* _Goal_
Extract every line from the records below that contains the word "name".

* _Record extracts_
--------

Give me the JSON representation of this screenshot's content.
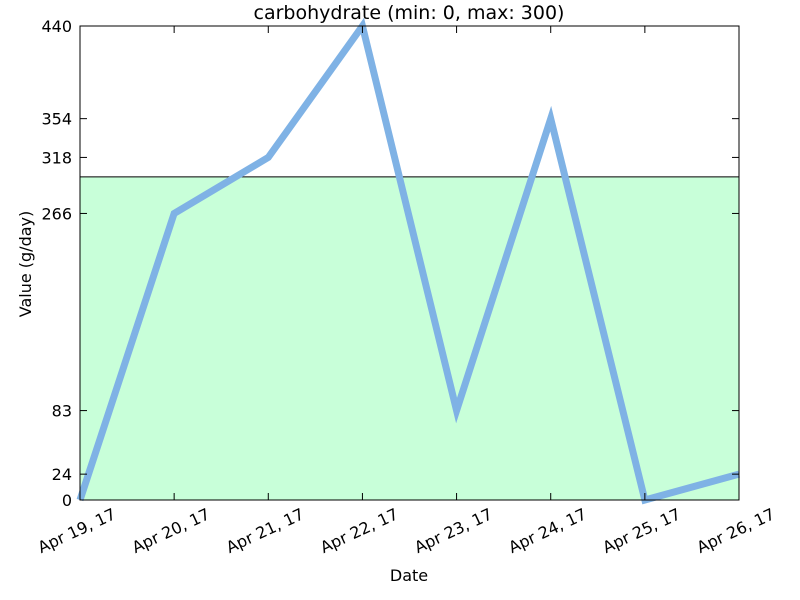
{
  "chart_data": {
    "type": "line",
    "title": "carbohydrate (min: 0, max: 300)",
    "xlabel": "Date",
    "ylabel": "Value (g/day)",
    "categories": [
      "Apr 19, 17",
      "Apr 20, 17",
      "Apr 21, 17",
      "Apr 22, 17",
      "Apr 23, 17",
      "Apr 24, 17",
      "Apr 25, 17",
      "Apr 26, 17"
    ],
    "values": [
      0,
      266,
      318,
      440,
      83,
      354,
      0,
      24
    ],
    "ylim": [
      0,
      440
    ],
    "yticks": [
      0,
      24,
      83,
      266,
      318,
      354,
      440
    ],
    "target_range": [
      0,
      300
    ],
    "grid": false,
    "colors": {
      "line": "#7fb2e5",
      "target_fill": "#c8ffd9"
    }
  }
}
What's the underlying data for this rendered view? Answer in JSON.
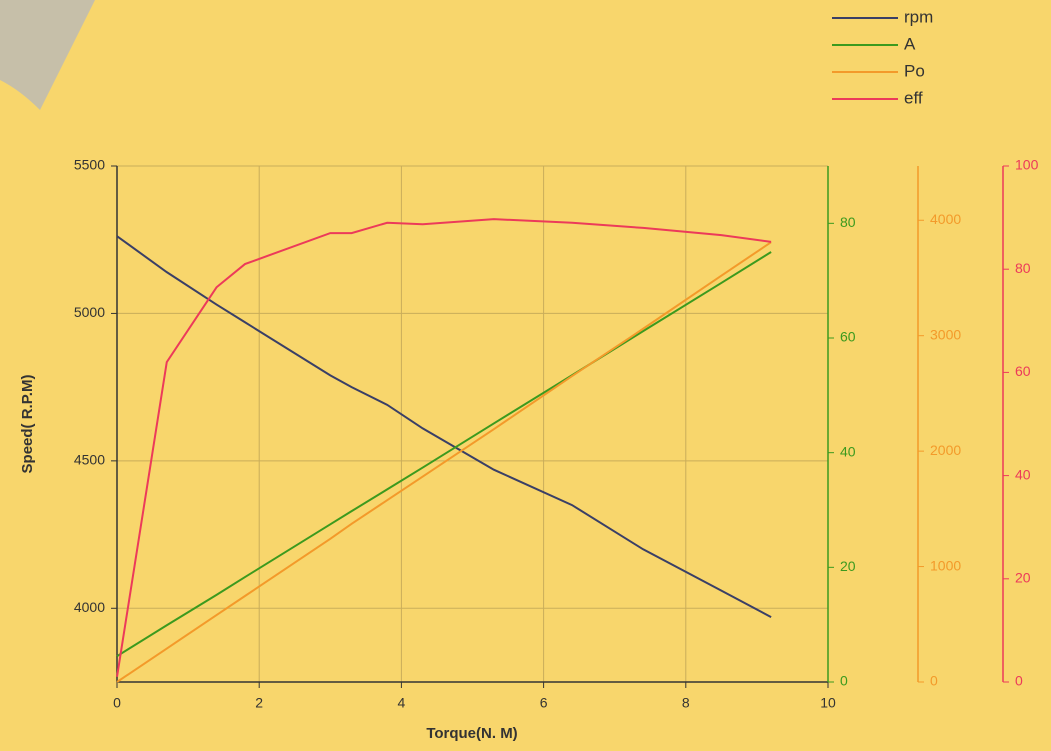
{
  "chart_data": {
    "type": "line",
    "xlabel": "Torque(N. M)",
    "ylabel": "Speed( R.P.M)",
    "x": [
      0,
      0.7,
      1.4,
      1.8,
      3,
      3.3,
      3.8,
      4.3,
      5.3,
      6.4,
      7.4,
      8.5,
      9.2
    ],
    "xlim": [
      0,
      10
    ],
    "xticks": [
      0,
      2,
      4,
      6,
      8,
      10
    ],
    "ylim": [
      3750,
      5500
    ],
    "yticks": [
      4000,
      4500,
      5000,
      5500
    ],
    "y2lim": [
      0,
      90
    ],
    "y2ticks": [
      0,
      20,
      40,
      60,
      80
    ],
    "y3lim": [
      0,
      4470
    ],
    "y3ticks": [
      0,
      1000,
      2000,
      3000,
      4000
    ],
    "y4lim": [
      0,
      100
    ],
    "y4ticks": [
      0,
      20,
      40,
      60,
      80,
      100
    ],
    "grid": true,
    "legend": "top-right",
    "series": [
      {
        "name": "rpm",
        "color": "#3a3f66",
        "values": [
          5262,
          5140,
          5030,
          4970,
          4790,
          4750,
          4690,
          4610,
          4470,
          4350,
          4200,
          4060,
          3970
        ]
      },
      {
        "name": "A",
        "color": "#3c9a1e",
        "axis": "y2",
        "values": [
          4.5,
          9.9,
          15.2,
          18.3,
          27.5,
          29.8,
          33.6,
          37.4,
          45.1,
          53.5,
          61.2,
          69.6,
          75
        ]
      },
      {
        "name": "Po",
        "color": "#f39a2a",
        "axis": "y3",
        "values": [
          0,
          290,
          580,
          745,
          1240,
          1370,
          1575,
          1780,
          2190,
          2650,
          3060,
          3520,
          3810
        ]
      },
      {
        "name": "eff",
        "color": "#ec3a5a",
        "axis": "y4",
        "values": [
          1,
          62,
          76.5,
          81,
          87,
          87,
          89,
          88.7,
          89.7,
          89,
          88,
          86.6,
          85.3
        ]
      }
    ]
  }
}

--------

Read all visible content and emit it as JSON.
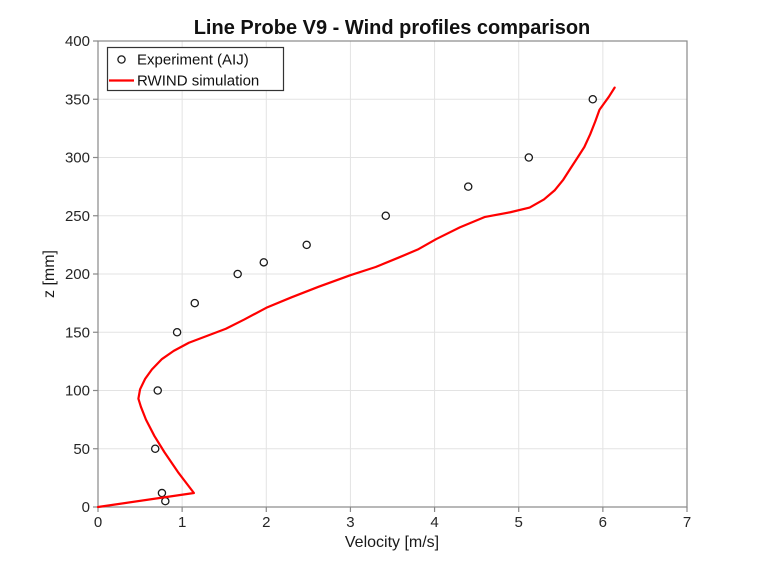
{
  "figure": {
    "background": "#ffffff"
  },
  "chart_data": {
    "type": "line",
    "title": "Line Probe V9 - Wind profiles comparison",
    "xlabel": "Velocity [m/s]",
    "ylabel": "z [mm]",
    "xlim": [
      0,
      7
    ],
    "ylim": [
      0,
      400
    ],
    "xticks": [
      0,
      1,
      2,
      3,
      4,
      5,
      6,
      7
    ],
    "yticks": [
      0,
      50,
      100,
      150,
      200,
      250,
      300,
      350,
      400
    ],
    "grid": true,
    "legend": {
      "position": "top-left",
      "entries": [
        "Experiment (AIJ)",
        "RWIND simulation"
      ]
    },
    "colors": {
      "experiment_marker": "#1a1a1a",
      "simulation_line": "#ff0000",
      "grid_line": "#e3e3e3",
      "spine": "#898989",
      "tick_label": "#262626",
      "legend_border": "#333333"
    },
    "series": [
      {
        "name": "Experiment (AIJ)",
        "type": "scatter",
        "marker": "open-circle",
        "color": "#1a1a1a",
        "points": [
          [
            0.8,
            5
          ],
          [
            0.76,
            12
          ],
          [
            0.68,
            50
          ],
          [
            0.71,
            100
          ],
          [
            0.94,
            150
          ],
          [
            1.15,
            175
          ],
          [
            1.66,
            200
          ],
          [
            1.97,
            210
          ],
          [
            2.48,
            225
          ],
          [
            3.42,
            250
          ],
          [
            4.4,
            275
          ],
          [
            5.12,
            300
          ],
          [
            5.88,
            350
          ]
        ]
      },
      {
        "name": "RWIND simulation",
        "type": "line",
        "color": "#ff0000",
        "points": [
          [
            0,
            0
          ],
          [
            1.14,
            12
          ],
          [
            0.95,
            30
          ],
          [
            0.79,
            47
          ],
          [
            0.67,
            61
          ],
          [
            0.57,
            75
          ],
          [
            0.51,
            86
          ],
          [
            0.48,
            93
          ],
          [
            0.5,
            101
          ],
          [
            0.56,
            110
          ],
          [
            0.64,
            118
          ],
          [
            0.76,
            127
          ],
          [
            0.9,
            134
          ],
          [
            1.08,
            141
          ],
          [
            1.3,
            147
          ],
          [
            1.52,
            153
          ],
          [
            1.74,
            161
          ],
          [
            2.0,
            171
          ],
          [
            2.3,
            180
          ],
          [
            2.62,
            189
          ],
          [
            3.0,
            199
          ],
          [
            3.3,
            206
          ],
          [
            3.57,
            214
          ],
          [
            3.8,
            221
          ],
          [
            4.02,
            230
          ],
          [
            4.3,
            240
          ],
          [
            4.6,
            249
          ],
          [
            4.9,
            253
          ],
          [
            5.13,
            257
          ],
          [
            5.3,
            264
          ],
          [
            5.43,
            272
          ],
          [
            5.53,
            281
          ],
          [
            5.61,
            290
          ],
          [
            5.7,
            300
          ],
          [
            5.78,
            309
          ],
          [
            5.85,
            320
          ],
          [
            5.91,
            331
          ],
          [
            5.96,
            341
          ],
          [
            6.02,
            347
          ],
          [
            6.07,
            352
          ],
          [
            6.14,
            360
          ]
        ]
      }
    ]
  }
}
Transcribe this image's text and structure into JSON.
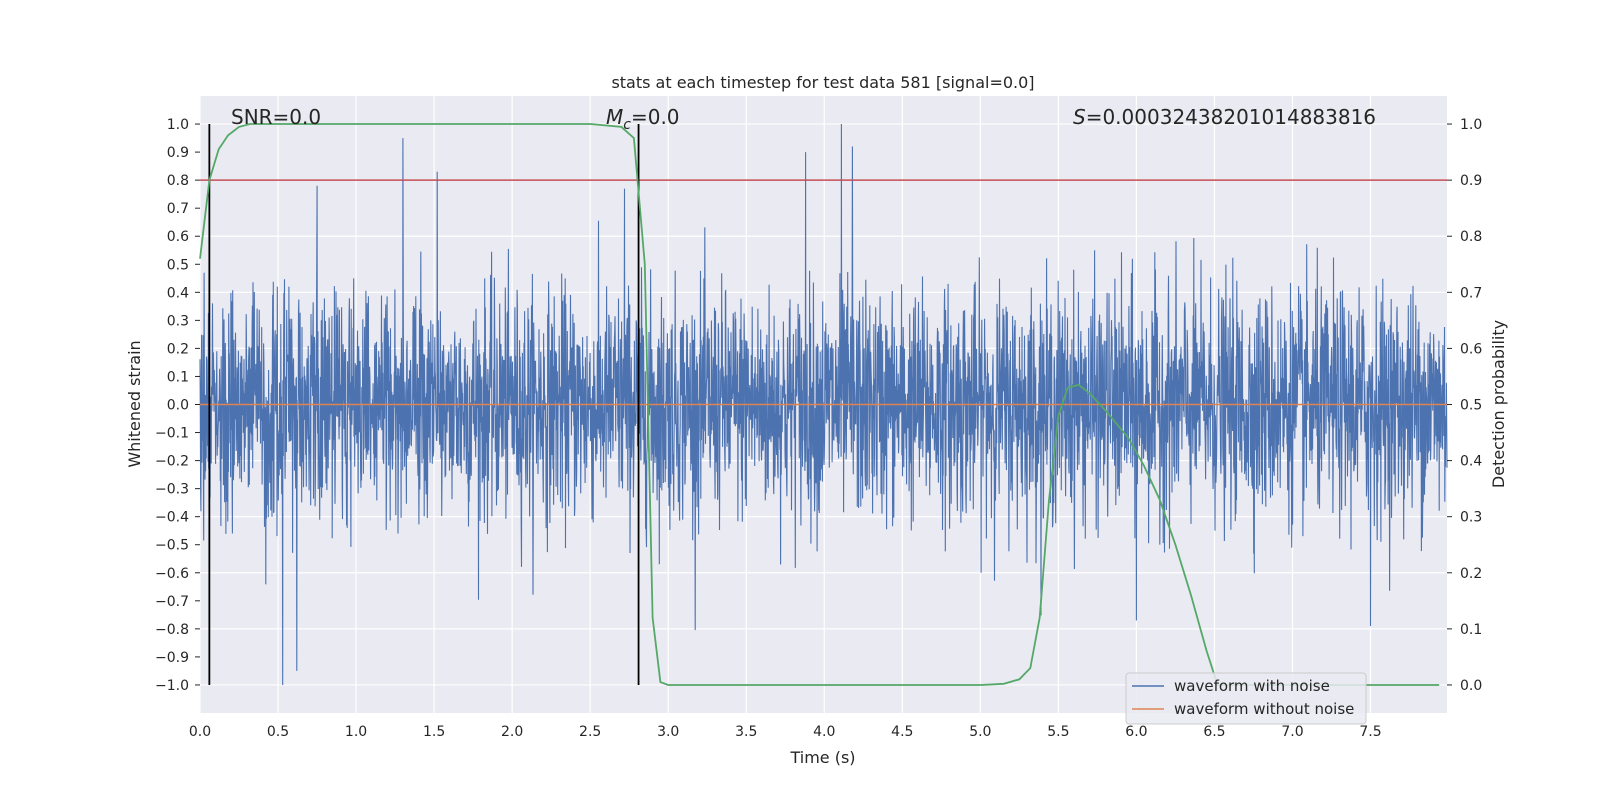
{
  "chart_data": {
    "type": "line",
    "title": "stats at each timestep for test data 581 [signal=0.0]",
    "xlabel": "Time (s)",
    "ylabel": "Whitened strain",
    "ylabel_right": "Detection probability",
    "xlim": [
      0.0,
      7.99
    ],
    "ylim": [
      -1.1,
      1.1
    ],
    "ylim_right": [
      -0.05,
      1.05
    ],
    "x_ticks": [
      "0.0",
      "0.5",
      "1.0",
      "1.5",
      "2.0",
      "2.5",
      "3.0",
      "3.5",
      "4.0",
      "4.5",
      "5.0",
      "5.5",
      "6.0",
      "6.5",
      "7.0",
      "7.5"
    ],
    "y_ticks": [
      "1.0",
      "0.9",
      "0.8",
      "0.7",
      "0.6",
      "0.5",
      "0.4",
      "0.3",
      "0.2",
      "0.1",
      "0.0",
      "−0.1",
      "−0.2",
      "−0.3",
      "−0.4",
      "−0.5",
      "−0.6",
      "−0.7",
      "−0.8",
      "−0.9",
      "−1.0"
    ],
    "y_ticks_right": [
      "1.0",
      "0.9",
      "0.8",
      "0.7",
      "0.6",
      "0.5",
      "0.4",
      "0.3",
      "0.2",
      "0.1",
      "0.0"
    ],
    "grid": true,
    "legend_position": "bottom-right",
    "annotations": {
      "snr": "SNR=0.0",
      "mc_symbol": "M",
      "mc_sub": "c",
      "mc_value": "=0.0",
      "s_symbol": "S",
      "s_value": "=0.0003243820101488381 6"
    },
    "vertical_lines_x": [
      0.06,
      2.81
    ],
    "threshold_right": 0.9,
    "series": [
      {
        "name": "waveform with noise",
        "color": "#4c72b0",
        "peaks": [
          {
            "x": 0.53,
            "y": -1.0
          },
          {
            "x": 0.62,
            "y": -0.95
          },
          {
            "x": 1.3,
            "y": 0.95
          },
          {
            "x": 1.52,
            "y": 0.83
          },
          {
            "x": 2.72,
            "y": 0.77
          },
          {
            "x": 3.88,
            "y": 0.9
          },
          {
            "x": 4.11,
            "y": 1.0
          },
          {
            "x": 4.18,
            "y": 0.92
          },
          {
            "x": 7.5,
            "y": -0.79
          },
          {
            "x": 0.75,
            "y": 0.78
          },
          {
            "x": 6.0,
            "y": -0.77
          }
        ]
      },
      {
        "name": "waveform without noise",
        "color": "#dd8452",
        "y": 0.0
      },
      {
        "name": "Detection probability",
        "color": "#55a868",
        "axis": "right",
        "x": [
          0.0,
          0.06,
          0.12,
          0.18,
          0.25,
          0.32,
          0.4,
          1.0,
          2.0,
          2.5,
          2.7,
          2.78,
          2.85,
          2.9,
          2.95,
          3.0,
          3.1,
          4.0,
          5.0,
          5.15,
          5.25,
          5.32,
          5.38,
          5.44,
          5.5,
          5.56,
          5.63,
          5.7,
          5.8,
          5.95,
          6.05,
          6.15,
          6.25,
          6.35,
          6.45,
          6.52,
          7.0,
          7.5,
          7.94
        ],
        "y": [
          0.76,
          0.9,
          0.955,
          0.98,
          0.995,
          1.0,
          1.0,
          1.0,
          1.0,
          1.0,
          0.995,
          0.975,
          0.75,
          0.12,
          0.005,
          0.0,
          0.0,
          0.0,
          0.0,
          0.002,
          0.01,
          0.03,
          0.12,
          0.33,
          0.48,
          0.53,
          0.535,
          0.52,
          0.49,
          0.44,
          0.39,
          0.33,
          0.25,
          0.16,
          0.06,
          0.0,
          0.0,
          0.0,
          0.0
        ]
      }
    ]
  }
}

--------

* _Answer below_
        "name": "rpm",
        "name": "A",
        "name": "Po",
        "name": "eff",
        "name": "Experiment (AIJ)",
        "name": "RWIND simulation",
        "name": "waveform with noise",
        "name": "waveform without noise",
        "name": "Detection probability",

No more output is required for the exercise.